Records provided
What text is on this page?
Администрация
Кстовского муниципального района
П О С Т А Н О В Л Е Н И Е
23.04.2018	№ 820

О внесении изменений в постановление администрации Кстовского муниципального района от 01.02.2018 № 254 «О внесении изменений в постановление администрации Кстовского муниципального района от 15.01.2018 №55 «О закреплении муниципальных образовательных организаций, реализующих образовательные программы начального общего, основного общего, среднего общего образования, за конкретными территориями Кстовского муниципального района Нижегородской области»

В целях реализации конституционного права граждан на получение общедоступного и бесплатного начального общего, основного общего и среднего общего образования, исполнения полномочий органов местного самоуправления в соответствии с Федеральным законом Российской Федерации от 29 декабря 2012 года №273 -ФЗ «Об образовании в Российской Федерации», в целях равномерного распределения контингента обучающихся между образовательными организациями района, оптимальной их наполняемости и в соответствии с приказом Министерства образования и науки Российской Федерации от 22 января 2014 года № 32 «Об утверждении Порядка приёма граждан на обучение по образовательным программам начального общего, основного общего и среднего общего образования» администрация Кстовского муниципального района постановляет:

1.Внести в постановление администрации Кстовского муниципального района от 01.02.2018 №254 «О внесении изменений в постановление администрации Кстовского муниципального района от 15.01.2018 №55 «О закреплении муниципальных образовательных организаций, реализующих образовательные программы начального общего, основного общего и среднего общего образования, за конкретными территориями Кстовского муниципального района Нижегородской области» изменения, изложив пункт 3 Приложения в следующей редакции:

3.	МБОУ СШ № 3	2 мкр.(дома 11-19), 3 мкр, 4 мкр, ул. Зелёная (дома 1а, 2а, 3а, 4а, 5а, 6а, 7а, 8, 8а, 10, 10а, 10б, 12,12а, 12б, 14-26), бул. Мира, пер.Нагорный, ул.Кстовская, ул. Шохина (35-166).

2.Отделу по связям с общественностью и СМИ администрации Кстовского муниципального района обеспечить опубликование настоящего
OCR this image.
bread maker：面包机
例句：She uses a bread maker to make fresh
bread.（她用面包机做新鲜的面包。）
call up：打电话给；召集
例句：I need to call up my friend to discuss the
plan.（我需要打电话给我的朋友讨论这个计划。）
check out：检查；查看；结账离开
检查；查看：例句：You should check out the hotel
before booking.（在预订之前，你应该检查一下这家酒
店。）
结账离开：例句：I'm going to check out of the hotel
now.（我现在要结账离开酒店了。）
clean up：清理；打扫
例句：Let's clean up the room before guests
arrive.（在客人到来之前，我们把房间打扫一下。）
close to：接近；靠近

What is needed
Set down the entries above again, word for word.

Final answer
What text is on this page?
Администрация
Кстовского муниципального района
П О С Т А Н О В Л Е Н И Е
23.04.2018	№ 820

О внесении изменений в постановление администрации Кстовского муниципального района от 01.02.2018 № 254 «О внесении изменений в постановление администрации Кстовского муниципального района от 15.01.2018 №55 «О закреплении муниципальных образовательных организаций, реализующих образовательные программы начального общего, основного общего, среднего общего образования, за конкретными территориями Кстовского муниципального района Нижегородской области»

В целях реализации конституционного права граждан на получение общедоступного и бесплатного начального общего, основного общего и среднего общего образования, исполнения полномочий органов местного самоуправления в соответствии с Федеральным законом Российской Федерации от 29 декабря 2012 года №273 -ФЗ «Об образовании в Российской Федерации», в целях равномерного распределения контингента обучающихся между образовательными организациями района, оптимальной их наполняемости и в соответствии с приказом Министерства образования и науки Российской Федерации от 22 января 2014 года № 32 «Об утверждении Порядка приёма граждан на обучение по образовательным программам начального общего, основного общего и среднего общего образования» администрация Кстовского муниципального района постановляет:

1.Внести в постановление администрации Кстовского муниципального района от 01.02.2018 №254 «О внесении изменений в постановление администрации Кстовского муниципального района от 15.01.2018 №55 «О закреплении муниципальных образовательных организаций, реализующих образовательные программы начального общего, основного общего и среднего общего образования, за конкретными территориями Кстовского муниципального района Нижегородской области» изменения, изложив пункт 3 Приложения в следующей редакции:

3.	МБОУ СШ № 3	2 мкр.(дома 11-19), 3 мкр, 4 мкр, ул. Зелёная (дома 1а, 2а, 3а, 4а, 5а, 6а, 7а, 8, 8а, 10, 10а, 10б, 12,12а, 12б, 14-26), бул. Мира, пер.Нагорный, ул.Кстовская, ул. Шохина (35-166).

2.Отделу по связям с общественностью и СМИ администрации Кстовского муниципального района обеспечить опубликование настоящего
OCR this image.
bread maker：面包机
例句：She uses a bread maker to make fresh
bread.（她用面包机做新鲜的面包。）
call up：打电话给；召集
例句：I need to call up my friend to discuss the
plan.（我需要打电话给我的朋友讨论这个计划。）
check out：检查；查看；结账离开
检查；查看：例句：You should check out the hotel
before booking.（在预订之前，你应该检查一下这家酒
店。）
结账离开：例句：I'm going to check out of the hotel
now.（我现在要结账离开酒店了。）
clean up：清理；打扫
例句：Let's clean up the room before guests
arrive.（在客人到来之前，我们把房间打扫一下。）
close to：接近；靠近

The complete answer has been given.